> **Given exercise**
Return all the entries exactly, keeping pictures out.

** start **

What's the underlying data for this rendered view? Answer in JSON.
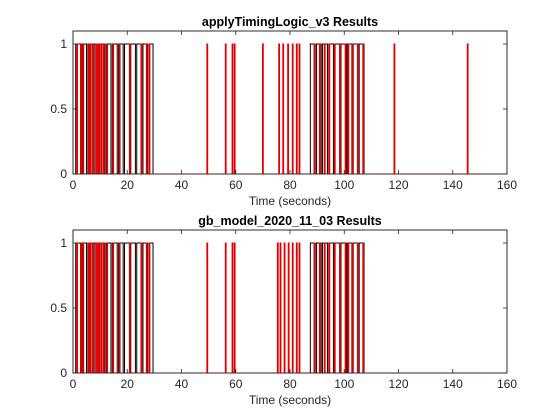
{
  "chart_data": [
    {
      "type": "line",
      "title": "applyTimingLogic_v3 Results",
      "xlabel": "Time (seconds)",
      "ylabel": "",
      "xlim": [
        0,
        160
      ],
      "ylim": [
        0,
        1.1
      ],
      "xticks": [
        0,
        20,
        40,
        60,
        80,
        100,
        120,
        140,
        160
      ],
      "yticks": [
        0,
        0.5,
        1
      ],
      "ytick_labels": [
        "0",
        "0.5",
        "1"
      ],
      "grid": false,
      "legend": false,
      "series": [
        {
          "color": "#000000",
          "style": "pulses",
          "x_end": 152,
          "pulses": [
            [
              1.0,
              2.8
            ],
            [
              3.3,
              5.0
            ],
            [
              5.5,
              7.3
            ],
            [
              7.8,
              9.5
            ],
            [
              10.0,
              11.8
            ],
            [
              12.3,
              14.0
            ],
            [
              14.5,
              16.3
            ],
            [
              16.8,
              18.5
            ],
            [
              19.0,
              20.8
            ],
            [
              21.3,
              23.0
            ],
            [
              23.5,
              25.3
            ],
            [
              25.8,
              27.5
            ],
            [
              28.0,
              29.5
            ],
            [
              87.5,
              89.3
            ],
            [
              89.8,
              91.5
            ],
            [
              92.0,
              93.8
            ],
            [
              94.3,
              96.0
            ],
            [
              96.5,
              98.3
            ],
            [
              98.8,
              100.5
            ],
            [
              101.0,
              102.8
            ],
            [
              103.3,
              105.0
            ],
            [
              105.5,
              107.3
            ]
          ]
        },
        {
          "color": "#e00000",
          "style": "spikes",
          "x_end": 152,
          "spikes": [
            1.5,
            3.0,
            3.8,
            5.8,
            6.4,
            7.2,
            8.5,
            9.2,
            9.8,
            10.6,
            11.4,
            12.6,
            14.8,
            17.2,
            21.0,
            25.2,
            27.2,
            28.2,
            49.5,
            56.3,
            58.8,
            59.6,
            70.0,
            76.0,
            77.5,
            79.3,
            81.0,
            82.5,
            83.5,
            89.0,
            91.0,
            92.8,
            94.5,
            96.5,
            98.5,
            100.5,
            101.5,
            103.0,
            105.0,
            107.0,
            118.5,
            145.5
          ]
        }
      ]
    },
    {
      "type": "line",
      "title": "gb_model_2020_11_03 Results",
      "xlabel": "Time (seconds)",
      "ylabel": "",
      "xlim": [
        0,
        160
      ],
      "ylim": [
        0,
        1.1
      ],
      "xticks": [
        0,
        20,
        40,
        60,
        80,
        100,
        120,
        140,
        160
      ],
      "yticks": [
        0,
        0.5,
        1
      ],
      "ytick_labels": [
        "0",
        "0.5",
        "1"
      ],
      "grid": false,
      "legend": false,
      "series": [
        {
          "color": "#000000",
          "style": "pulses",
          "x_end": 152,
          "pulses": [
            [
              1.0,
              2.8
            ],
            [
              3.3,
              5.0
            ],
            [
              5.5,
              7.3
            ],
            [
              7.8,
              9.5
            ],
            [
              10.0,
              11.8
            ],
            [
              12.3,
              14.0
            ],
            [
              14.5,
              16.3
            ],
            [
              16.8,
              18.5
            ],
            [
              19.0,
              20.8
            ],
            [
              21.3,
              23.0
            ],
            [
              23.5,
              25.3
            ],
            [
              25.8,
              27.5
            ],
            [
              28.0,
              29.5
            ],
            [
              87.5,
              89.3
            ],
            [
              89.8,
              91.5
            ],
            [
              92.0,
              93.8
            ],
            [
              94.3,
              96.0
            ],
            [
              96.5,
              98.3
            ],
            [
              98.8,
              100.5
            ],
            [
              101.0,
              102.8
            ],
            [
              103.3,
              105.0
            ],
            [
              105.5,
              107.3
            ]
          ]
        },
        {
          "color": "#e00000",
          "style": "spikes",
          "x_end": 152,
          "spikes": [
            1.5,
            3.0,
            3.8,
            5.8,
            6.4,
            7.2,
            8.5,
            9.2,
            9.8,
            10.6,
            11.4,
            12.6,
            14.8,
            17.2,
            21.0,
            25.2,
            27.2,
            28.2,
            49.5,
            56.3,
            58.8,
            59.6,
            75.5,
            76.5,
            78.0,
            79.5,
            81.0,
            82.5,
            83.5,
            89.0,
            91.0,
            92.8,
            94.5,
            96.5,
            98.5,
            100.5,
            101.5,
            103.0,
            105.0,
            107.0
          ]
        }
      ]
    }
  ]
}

** end **

> **Response to this exercise**
What's the underlying data for this rendered view? Answer in JSON.
{
  "chart_data": [
    {
      "type": "line",
      "title": "applyTimingLogic_v3 Results",
      "xlabel": "Time (seconds)",
      "ylabel": "",
      "xlim": [
        0,
        160
      ],
      "ylim": [
        0,
        1.1
      ],
      "xticks": [
        0,
        20,
        40,
        60,
        80,
        100,
        120,
        140,
        160
      ],
      "yticks": [
        0,
        0.5,
        1
      ],
      "ytick_labels": [
        "0",
        "0.5",
        "1"
      ],
      "grid": false,
      "legend": false,
      "series": [
        {
          "color": "#000000",
          "style": "pulses",
          "x_end": 152,
          "pulses": [
            [
              1.0,
              2.8
            ],
            [
              3.3,
              5.0
            ],
            [
              5.5,
              7.3
            ],
            [
              7.8,
              9.5
            ],
            [
              10.0,
              11.8
            ],
            [
              12.3,
              14.0
            ],
            [
              14.5,
              16.3
            ],
            [
              16.8,
              18.5
            ],
            [
              19.0,
              20.8
            ],
            [
              21.3,
              23.0
            ],
            [
              23.5,
              25.3
            ],
            [
              25.8,
              27.5
            ],
            [
              28.0,
              29.5
            ],
            [
              87.5,
              89.3
            ],
            [
              89.8,
              91.5
            ],
            [
              92.0,
              93.8
            ],
            [
              94.3,
              96.0
            ],
            [
              96.5,
              98.3
            ],
            [
              98.8,
              100.5
            ],
            [
              101.0,
              102.8
            ],
            [
              103.3,
              105.0
            ],
            [
              105.5,
              107.3
            ]
          ]
        },
        {
          "color": "#e00000",
          "style": "spikes",
          "x_end": 152,
          "spikes": [
            1.5,
            3.0,
            3.8,
            5.8,
            6.4,
            7.2,
            8.5,
            9.2,
            9.8,
            10.6,
            11.4,
            12.6,
            14.8,
            17.2,
            21.0,
            25.2,
            27.2,
            28.2,
            49.5,
            56.3,
            58.8,
            59.6,
            70.0,
            76.0,
            77.5,
            79.3,
            81.0,
            82.5,
            83.5,
            89.0,
            91.0,
            92.8,
            94.5,
            96.5,
            98.5,
            100.5,
            101.5,
            103.0,
            105.0,
            107.0,
            118.5,
            145.5
          ]
        }
      ]
    },
    {
      "type": "line",
      "title": "gb_model_2020_11_03 Results",
      "xlabel": "Time (seconds)",
      "ylabel": "",
      "xlim": [
        0,
        160
      ],
      "ylim": [
        0,
        1.1
      ],
      "xticks": [
        0,
        20,
        40,
        60,
        80,
        100,
        120,
        140,
        160
      ],
      "yticks": [
        0,
        0.5,
        1
      ],
      "ytick_labels": [
        "0",
        "0.5",
        "1"
      ],
      "grid": false,
      "legend": false,
      "series": [
        {
          "color": "#000000",
          "style": "pulses",
          "x_end": 152,
          "pulses": [
            [
              1.0,
              2.8
            ],
            [
              3.3,
              5.0
            ],
            [
              5.5,
              7.3
            ],
            [
              7.8,
              9.5
            ],
            [
              10.0,
              11.8
            ],
            [
              12.3,
              14.0
            ],
            [
              14.5,
              16.3
            ],
            [
              16.8,
              18.5
            ],
            [
              19.0,
              20.8
            ],
            [
              21.3,
              23.0
            ],
            [
              23.5,
              25.3
            ],
            [
              25.8,
              27.5
            ],
            [
              28.0,
              29.5
            ],
            [
              87.5,
              89.3
            ],
            [
              89.8,
              91.5
            ],
            [
              92.0,
              93.8
            ],
            [
              94.3,
              96.0
            ],
            [
              96.5,
              98.3
            ],
            [
              98.8,
              100.5
            ],
            [
              101.0,
              102.8
            ],
            [
              103.3,
              105.0
            ],
            [
              105.5,
              107.3
            ]
          ]
        },
        {
          "color": "#e00000",
          "style": "spikes",
          "x_end": 152,
          "spikes": [
            1.5,
            3.0,
            3.8,
            5.8,
            6.4,
            7.2,
            8.5,
            9.2,
            9.8,
            10.6,
            11.4,
            12.6,
            14.8,
            17.2,
            21.0,
            25.2,
            27.2,
            28.2,
            49.5,
            56.3,
            58.8,
            59.6,
            75.5,
            76.5,
            78.0,
            79.5,
            81.0,
            82.5,
            83.5,
            89.0,
            91.0,
            92.8,
            94.5,
            96.5,
            98.5,
            100.5,
            101.5,
            103.0,
            105.0,
            107.0
          ]
        }
      ]
    }
  ]
}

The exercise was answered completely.